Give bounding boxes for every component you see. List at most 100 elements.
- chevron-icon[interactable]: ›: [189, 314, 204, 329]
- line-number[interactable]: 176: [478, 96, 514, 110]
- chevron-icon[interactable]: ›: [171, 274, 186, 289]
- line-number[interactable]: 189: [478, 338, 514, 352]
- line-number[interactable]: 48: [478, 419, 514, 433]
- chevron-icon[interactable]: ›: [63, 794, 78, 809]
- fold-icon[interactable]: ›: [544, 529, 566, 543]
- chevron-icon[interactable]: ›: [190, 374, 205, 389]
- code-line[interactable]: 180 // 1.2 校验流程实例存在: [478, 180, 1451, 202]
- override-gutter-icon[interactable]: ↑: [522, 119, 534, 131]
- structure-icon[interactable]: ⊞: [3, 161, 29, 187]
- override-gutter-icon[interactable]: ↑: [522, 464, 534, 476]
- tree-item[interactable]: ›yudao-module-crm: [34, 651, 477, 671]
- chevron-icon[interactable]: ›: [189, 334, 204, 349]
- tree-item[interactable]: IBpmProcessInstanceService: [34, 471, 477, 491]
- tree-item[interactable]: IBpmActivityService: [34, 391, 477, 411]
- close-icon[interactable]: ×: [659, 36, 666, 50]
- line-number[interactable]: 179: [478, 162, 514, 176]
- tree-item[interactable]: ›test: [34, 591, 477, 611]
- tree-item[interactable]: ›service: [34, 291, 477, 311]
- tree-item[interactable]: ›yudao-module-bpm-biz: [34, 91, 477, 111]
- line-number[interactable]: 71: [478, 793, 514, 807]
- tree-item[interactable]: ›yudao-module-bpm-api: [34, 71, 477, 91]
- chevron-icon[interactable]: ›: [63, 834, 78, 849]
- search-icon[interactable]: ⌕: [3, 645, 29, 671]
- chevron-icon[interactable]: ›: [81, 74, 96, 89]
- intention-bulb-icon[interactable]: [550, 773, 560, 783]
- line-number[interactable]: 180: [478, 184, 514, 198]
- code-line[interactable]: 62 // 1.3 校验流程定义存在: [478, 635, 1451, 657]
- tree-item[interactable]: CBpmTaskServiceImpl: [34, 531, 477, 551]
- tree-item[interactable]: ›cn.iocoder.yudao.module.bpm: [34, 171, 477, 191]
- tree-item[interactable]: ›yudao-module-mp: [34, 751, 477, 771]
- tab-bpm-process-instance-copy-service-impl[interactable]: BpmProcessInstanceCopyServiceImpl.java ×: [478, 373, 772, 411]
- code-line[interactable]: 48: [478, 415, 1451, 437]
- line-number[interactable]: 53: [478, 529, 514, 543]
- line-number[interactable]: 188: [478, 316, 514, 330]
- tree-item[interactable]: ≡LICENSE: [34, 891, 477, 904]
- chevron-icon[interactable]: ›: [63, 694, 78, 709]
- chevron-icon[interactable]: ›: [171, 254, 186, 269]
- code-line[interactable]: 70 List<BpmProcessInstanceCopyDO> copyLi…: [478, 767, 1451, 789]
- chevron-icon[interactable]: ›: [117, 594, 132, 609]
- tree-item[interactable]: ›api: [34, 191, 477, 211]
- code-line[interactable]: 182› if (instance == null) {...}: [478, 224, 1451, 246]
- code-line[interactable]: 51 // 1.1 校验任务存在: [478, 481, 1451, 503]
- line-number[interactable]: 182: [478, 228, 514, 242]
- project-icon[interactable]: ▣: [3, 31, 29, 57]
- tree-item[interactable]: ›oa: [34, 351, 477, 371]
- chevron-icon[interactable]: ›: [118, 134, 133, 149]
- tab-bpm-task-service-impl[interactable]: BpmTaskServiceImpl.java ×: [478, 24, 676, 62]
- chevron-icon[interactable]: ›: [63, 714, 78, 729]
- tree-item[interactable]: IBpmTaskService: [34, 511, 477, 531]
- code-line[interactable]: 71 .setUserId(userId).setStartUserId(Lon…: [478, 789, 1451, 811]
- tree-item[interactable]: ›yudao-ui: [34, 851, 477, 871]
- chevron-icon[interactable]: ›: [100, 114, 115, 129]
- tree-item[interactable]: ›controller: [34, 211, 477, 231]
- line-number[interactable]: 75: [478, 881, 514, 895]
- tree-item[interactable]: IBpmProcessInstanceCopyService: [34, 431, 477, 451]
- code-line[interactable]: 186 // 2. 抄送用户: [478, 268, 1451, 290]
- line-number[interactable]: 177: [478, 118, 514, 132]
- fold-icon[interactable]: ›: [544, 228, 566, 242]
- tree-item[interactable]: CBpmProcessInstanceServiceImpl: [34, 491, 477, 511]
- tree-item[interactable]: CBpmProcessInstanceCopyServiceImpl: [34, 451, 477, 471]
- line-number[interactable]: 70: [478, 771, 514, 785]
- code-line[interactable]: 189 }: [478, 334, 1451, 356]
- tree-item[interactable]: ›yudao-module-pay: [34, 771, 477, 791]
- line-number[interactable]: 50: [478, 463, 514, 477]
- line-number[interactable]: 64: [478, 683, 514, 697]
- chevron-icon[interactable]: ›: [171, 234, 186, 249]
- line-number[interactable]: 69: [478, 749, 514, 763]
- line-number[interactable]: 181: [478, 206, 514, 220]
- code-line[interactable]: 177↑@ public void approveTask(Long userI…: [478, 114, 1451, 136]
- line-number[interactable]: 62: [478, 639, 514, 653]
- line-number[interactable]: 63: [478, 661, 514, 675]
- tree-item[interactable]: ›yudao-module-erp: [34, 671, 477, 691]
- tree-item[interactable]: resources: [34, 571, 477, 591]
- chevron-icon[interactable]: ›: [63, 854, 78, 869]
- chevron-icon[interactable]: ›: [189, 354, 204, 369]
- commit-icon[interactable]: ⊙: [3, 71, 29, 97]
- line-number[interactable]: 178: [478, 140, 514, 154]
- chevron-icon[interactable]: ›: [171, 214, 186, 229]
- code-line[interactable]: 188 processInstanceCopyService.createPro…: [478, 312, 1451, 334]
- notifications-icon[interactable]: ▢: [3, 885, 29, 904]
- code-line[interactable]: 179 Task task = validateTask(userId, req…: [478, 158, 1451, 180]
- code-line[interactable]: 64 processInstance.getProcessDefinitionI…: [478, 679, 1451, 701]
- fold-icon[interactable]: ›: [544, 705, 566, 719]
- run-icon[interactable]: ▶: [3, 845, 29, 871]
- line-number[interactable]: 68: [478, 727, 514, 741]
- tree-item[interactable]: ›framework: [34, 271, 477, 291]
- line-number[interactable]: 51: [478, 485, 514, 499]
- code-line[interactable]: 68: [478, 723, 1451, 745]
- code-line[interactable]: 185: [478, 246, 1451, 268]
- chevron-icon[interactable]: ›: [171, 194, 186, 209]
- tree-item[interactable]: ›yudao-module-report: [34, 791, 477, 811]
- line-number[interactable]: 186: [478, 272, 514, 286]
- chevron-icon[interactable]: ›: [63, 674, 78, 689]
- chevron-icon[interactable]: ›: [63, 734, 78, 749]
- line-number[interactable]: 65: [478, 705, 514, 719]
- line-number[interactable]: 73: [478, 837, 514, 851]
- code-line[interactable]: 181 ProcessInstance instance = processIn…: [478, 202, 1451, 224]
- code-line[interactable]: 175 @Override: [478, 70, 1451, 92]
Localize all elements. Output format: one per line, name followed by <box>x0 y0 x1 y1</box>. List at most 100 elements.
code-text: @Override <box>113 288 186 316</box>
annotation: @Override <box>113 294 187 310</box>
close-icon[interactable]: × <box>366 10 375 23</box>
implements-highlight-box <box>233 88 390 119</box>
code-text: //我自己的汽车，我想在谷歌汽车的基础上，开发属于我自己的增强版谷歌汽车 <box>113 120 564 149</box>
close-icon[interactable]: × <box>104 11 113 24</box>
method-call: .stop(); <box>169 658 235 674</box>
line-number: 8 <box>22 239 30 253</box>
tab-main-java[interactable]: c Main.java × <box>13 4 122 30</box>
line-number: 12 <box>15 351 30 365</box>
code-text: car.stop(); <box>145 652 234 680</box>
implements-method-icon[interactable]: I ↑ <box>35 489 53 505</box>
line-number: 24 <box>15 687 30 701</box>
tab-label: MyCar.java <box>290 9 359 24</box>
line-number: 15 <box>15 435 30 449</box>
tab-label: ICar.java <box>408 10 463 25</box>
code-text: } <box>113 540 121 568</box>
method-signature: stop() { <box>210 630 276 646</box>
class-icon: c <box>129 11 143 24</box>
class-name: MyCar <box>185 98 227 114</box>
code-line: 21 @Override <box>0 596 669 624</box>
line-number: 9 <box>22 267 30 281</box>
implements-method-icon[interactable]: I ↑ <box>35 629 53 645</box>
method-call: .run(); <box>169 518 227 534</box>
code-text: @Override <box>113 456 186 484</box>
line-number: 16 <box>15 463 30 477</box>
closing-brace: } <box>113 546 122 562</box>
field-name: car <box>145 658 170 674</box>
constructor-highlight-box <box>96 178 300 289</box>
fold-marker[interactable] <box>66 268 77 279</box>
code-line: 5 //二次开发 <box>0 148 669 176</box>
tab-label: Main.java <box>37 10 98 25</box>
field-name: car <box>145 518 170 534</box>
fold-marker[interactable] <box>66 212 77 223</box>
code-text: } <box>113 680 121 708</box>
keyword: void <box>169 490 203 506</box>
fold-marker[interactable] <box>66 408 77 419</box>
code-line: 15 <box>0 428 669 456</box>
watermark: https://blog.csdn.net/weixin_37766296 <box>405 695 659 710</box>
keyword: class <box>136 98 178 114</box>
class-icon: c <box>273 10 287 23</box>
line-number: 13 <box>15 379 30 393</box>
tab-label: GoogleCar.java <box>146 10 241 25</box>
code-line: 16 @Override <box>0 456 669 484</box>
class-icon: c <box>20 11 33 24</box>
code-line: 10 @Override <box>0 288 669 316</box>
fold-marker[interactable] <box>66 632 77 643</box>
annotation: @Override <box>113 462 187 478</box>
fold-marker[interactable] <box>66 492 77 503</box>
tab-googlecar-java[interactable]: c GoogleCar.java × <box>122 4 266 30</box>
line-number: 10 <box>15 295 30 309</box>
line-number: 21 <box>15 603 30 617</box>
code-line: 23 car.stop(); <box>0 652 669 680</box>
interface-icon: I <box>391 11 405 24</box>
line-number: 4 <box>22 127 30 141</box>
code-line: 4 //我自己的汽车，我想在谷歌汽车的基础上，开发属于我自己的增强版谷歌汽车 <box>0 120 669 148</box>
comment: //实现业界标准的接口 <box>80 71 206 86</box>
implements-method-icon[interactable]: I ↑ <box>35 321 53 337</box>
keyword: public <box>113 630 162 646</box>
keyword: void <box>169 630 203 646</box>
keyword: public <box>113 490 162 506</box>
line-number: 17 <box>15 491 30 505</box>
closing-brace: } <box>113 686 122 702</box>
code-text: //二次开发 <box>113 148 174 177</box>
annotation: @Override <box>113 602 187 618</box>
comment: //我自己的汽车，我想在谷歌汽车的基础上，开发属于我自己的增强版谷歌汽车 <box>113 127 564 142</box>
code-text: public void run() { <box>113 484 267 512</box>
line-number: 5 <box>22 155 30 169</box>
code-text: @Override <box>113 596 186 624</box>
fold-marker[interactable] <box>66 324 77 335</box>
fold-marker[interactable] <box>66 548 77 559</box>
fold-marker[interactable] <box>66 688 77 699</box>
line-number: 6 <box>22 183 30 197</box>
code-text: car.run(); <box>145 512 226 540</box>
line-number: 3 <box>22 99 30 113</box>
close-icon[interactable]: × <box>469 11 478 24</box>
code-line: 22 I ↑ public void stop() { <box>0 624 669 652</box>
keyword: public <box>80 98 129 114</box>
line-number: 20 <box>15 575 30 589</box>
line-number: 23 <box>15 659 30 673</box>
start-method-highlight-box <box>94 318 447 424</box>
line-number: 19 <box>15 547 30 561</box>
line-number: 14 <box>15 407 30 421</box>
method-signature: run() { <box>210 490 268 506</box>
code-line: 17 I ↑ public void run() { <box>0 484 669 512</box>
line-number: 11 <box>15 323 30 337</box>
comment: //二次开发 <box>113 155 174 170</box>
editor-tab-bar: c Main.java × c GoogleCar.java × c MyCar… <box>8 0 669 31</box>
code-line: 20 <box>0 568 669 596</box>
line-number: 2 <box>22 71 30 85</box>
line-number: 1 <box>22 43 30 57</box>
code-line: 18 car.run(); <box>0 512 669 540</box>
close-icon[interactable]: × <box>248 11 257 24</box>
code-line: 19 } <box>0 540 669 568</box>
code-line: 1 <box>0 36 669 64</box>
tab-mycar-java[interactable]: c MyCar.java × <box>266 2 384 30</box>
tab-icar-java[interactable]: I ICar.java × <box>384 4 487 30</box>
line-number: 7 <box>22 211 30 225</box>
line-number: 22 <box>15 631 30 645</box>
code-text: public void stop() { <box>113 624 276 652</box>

::::

TASK DESCRIPTION - Format the lines from the first one up to and including the line containing "- line-number[interactable]: 48: [478, 419, 514, 433]" as a Markdown table with the columns Row and Text, omitting any blank lines.

SOLVED PROBLEM -
| Row | Text |
|---|---|
| 1 | Give bounding boxes for every component you see. List at most 100 elements. |
| 2 | - chevron-icon[interactable]: ›: [189, 314, 204, 329] |
| 3 | - line-number[interactable]: 176: [478, 96, 514, 110] |
| 4 | - chevron-icon[interactable]: ›: [171, 274, 186, 289] |
| 5 | - line-number[interactable]: 189: [478, 338, 514, 352] |
| 6 | - line-number[interactable]: 48: [478, 419, 514, 433] |